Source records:
· · · · ·

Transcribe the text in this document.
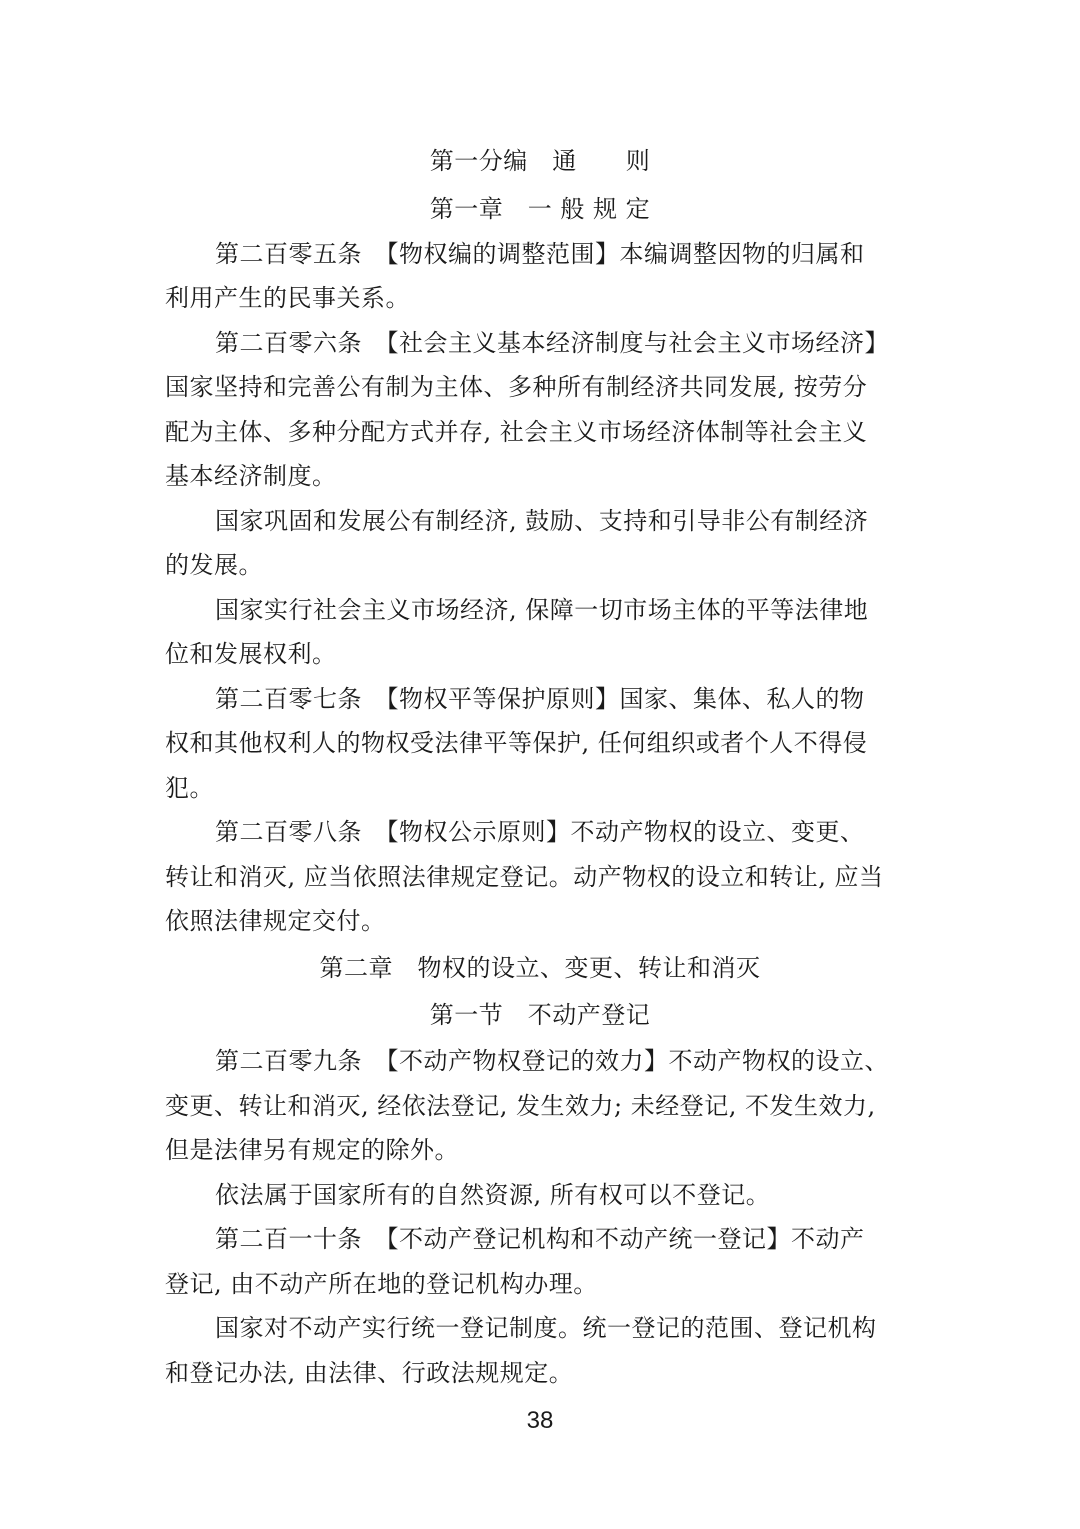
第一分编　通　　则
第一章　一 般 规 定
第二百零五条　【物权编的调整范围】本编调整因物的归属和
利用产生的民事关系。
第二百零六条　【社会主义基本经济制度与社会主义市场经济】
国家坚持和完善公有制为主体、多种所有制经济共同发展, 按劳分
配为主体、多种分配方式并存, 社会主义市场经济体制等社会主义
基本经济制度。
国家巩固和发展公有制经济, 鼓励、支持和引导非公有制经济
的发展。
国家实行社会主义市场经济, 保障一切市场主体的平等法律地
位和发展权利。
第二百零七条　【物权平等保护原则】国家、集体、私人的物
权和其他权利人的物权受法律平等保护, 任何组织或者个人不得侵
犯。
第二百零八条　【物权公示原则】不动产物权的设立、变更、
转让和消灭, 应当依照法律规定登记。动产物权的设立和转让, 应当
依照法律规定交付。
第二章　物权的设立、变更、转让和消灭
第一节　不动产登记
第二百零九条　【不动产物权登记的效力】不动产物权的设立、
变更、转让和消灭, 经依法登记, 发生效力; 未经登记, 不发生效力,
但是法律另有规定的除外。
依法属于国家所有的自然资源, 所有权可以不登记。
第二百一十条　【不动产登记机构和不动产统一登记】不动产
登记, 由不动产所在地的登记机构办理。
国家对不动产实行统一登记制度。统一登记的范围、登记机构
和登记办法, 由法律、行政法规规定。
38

· · · · ·

Problem to work on: Quote the records in full and exactly; skip any image.

Final result:
Transcribe the text in this document.
第一分编　通　　则
第一章　一 般 规 定
第二百零五条　【物权编的调整范围】本编调整因物的归属和
利用产生的民事关系。
第二百零六条　【社会主义基本经济制度与社会主义市场经济】
国家坚持和完善公有制为主体、多种所有制经济共同发展, 按劳分
配为主体、多种分配方式并存, 社会主义市场经济体制等社会主义
基本经济制度。
国家巩固和发展公有制经济, 鼓励、支持和引导非公有制经济
的发展。
国家实行社会主义市场经济, 保障一切市场主体的平等法律地
位和发展权利。
第二百零七条　【物权平等保护原则】国家、集体、私人的物
权和其他权利人的物权受法律平等保护, 任何组织或者个人不得侵
犯。
第二百零八条　【物权公示原则】不动产物权的设立、变更、
转让和消灭, 应当依照法律规定登记。动产物权的设立和转让, 应当
依照法律规定交付。
第二章　物权的设立、变更、转让和消灭
第一节　不动产登记
第二百零九条　【不动产物权登记的效力】不动产物权的设立、
变更、转让和消灭, 经依法登记, 发生效力; 未经登记, 不发生效力,
但是法律另有规定的除外。
依法属于国家所有的自然资源, 所有权可以不登记。
第二百一十条　【不动产登记机构和不动产统一登记】不动产
登记, 由不动产所在地的登记机构办理。
国家对不动产实行统一登记制度。统一登记的范围、登记机构
和登记办法, 由法律、行政法规规定。
38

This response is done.